## START Recorded information
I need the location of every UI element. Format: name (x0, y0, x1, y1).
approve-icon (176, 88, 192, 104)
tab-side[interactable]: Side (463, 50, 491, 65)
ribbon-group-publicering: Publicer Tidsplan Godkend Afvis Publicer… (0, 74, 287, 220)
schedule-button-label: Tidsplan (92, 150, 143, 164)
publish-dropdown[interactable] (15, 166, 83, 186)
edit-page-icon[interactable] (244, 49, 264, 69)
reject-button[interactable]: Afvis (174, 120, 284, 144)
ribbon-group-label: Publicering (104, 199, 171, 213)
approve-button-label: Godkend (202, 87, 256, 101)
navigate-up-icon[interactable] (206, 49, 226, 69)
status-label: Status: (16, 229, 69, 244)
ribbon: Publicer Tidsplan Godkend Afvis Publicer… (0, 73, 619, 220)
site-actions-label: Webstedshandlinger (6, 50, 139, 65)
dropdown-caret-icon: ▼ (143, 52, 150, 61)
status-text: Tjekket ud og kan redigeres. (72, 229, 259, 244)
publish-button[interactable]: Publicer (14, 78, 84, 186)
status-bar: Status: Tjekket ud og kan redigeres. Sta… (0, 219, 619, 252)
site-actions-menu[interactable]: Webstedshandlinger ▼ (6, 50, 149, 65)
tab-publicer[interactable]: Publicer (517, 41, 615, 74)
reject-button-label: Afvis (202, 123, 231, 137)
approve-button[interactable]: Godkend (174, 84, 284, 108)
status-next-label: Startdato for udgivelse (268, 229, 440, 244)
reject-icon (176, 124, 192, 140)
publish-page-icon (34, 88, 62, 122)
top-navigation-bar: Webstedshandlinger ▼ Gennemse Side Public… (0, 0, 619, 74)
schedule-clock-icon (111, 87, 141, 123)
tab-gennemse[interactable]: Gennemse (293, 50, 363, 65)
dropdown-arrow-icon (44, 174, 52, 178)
## END Recorded information
◆ Brief
Rewrite the records as a JSON list of strings, one string per line and with blank lines omitted, starting at the first line and stopping after the line that contains "approve-button[interactable]: Godkend (174, 84, 284, 108)".

◆ Output
[
  "I need the location of every UI element. Format: name (x0, y0, x1, y1).",
  "approve-icon (176, 88, 192, 104)",
  "tab-side[interactable]: Side (463, 50, 491, 65)",
  "ribbon-group-publicering: Publicer Tidsplan Godkend Afvis Publicer… (0, 74, 287, 220)",
  "schedule-button-label: Tidsplan (92, 150, 143, 164)",
  "publish-dropdown[interactable] (15, 166, 83, 186)",
  "edit-page-icon[interactable] (244, 49, 264, 69)",
  "reject-button[interactable]: Afvis (174, 120, 284, 144)",
  "ribbon-group-label: Publicering (104, 199, 171, 213)",
  "approve-button-label: Godkend (202, 87, 256, 101)",
  "navigate-up-icon[interactable] (206, 49, 226, 69)",
  "status-label: Status: (16, 229, 69, 244)",
  "ribbon: Publicer Tidsplan Godkend Afvis Publicer… (0, 73, 619, 220)",
  "site-actions-label: Webstedshandlinger (6, 50, 139, 65)",
  "dropdown-caret-icon: ▼ (143, 52, 150, 61)",
  "status-text: Tjekket ud og kan redigeres. (72, 229, 259, 244)",
  "publish-button[interactable]: Publicer (14, 78, 84, 186)",
  "status-bar: Status: Tjekket ud og kan redigeres. Sta… (0, 219, 619, 252)",
  "site-actions-menu[interactable]: Webstedshandlinger ▼ (6, 50, 149, 65)",
  "tab-publicer[interactable]: Publicer (517, 41, 615, 74)",
  "reject-button-label: Afvis (202, 123, 231, 137)",
  "approve-button[interactable]: Godkend (174, 84, 284, 108)"
]